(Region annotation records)
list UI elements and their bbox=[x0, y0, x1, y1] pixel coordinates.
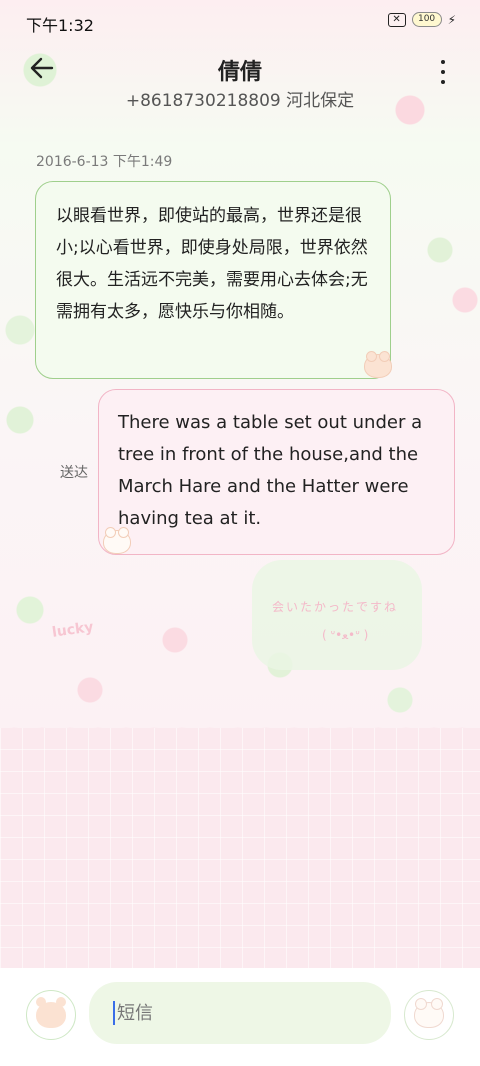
delivery-status: 送达 bbox=[60, 465, 88, 481]
x-sim-icon: ✕ bbox=[387, 12, 406, 27]
contact-phone-location: +8618730218809 河北保定 bbox=[125, 91, 355, 111]
status-time: 下午1:32 bbox=[26, 16, 94, 35]
message-input[interactable] bbox=[117, 996, 377, 1030]
text-cursor bbox=[113, 1001, 115, 1025]
message-timestamp: 2016-6-13 下午1:49 bbox=[36, 154, 173, 170]
more-vertical-icon bbox=[441, 60, 445, 64]
bear-sticker-icon bbox=[364, 351, 392, 378]
conversation-header: 倩倩 +8618730218809 河北保定 bbox=[0, 42, 480, 122]
bear-avatar-icon bbox=[36, 997, 66, 1028]
bear-avatar-button[interactable] bbox=[26, 990, 76, 1040]
decorative-sticker-card bbox=[252, 560, 422, 670]
more-options-button[interactable] bbox=[436, 58, 450, 86]
send-button[interactable] bbox=[404, 990, 454, 1040]
decorative-plaid bbox=[0, 728, 480, 968]
message-composer bbox=[0, 968, 480, 1066]
status-bar: 下午1:32 ✕ 100 ⚡ bbox=[0, 0, 480, 42]
status-icons: ✕ 100 ⚡ bbox=[387, 12, 456, 27]
contact-name: 倩倩 bbox=[217, 60, 262, 85]
decorative-sticker-text: 会いたかったですね bbox=[272, 600, 399, 614]
incoming-message-bubble[interactable]: 以眼看世界，即使站的最高，世界还是很小;以心看世界，即使身处局限，世界依然很大。… bbox=[35, 181, 391, 379]
outgoing-message-bubble[interactable]: There was a table set out under a tree i… bbox=[98, 389, 455, 555]
bear-send-icon bbox=[414, 998, 444, 1028]
decorative-sticker-face: ( ᐡ•ﻌ•ᐡ ) bbox=[322, 628, 369, 642]
bolt-icon: ⚡ bbox=[447, 12, 456, 27]
message-input-container[interactable] bbox=[89, 982, 391, 1044]
battery-icon: 100 bbox=[411, 12, 442, 27]
bear-sticker-icon bbox=[103, 527, 131, 554]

**THE REQUEST:** Please transcribe every line of the records above exactly, omitting the pictures.

**TASK ANSWER:**
list UI elements and their bbox=[x0, y0, x1, y1] pixel coordinates.
delivery-status: 送达 bbox=[60, 465, 88, 481]
x-sim-icon: ✕ bbox=[387, 12, 406, 27]
contact-phone-location: +8618730218809 河北保定 bbox=[125, 91, 355, 111]
status-time: 下午1:32 bbox=[26, 16, 94, 35]
message-input[interactable] bbox=[117, 996, 377, 1030]
text-cursor bbox=[113, 1001, 115, 1025]
message-timestamp: 2016-6-13 下午1:49 bbox=[36, 154, 173, 170]
more-vertical-icon bbox=[441, 60, 445, 64]
bear-sticker-icon bbox=[364, 351, 392, 378]
conversation-header: 倩倩 +8618730218809 河北保定 bbox=[0, 42, 480, 122]
bear-avatar-icon bbox=[36, 997, 66, 1028]
bear-avatar-button[interactable] bbox=[26, 990, 76, 1040]
decorative-sticker-card bbox=[252, 560, 422, 670]
more-options-button[interactable] bbox=[436, 58, 450, 86]
send-button[interactable] bbox=[404, 990, 454, 1040]
decorative-plaid bbox=[0, 728, 480, 968]
message-composer bbox=[0, 968, 480, 1066]
status-bar: 下午1:32 ✕ 100 ⚡ bbox=[0, 0, 480, 42]
status-icons: ✕ 100 ⚡ bbox=[387, 12, 456, 27]
contact-name: 倩倩 bbox=[217, 60, 262, 85]
decorative-sticker-text: 会いたかったですね bbox=[272, 600, 399, 614]
incoming-message-bubble[interactable]: 以眼看世界，即使站的最高，世界还是很小;以心看世界，即使身处局限，世界依然很大。… bbox=[35, 181, 391, 379]
outgoing-message-bubble[interactable]: There was a table set out under a tree i… bbox=[98, 389, 455, 555]
bear-send-icon bbox=[414, 998, 444, 1028]
decorative-sticker-face: ( ᐡ•ﻌ•ᐡ ) bbox=[322, 628, 369, 642]
bolt-icon: ⚡ bbox=[447, 12, 456, 27]
message-input-container[interactable] bbox=[89, 982, 391, 1044]
battery-icon: 100 bbox=[411, 12, 442, 27]
bear-sticker-icon bbox=[103, 527, 131, 554]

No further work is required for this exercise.